(Stored data)
======

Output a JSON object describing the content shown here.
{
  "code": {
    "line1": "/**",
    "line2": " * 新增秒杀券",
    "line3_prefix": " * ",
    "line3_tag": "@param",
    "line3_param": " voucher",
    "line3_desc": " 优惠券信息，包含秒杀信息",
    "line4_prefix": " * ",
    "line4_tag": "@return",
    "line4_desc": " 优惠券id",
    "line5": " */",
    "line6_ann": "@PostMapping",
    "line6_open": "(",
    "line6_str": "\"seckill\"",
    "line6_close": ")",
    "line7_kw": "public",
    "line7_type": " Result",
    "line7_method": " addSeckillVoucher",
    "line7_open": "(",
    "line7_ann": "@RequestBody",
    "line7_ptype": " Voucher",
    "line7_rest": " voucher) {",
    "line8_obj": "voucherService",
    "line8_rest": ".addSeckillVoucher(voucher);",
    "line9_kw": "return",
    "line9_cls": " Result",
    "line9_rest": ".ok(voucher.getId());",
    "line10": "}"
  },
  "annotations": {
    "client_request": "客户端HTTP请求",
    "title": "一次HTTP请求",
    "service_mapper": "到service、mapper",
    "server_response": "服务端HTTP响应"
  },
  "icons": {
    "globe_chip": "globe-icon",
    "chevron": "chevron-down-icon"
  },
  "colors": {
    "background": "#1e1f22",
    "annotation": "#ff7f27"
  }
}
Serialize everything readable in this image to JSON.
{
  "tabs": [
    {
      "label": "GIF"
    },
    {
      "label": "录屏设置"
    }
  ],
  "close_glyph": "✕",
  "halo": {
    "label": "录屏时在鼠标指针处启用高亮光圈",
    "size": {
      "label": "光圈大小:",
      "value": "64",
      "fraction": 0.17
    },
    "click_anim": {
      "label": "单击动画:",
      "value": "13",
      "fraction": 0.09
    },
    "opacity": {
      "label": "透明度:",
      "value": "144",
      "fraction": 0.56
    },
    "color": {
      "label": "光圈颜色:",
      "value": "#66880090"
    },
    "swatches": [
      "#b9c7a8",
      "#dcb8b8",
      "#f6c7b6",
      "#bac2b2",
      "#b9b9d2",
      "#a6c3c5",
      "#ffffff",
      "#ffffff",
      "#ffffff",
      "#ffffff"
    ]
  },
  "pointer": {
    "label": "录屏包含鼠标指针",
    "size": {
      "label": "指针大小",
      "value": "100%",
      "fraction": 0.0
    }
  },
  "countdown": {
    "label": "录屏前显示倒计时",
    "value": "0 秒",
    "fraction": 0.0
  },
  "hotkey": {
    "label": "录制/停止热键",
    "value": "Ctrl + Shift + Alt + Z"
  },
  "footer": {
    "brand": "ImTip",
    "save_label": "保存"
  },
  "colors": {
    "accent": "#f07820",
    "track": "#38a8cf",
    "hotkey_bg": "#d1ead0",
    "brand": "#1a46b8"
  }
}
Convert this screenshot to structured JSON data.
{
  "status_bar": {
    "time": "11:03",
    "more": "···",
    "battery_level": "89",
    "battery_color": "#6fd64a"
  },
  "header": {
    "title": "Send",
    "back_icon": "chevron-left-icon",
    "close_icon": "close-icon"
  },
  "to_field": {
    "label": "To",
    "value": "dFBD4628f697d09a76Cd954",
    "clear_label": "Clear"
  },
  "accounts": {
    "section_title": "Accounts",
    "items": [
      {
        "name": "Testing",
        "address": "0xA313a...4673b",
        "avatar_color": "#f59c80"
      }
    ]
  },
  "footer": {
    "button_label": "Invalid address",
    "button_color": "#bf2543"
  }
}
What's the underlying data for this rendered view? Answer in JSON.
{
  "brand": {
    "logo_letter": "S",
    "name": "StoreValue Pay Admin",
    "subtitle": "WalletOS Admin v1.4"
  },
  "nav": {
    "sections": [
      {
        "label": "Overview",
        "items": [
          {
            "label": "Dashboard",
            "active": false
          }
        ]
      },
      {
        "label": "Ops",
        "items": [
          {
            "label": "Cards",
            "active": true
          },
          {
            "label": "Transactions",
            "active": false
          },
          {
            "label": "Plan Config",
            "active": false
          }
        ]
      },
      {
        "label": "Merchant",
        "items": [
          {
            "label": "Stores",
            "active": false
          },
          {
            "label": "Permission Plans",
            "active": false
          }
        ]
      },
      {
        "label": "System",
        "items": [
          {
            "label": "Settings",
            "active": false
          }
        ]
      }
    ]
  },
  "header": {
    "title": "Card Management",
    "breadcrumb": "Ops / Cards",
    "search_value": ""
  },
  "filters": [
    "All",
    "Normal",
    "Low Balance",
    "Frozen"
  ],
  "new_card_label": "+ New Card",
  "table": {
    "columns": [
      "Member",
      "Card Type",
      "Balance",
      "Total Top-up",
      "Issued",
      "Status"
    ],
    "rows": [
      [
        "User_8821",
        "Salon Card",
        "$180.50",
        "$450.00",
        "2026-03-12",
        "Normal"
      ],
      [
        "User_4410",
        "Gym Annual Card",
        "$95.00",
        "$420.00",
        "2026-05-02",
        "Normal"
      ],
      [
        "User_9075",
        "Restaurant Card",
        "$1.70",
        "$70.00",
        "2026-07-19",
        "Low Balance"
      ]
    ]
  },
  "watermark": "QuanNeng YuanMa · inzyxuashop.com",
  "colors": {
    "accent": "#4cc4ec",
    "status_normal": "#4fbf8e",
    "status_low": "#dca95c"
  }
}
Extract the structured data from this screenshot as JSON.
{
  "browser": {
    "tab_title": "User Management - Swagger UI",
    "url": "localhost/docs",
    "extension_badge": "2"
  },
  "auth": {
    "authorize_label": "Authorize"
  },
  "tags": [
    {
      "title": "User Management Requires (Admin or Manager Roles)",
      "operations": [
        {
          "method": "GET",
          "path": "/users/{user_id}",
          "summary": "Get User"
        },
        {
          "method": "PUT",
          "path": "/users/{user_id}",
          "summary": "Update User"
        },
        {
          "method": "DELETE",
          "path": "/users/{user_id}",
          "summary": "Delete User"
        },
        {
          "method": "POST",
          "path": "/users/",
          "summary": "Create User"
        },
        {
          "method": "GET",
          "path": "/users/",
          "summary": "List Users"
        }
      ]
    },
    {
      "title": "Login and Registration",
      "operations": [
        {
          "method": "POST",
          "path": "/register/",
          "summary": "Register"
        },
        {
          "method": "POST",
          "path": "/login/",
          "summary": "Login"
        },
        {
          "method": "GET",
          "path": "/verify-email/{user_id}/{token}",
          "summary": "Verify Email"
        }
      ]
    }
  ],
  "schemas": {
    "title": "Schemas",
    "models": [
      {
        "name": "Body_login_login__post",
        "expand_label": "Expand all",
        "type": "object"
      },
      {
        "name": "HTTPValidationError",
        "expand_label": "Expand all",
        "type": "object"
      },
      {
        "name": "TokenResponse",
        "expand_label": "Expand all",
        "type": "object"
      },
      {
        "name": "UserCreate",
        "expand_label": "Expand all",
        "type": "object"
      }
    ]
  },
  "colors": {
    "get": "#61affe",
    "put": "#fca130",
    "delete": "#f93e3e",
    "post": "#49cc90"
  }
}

======

→ **WHAT IS EXPECTED**: Go through the records line by line and count those containing the string "screenshot". Give only the total.

→ **WRITTEN RESPONSE**: 2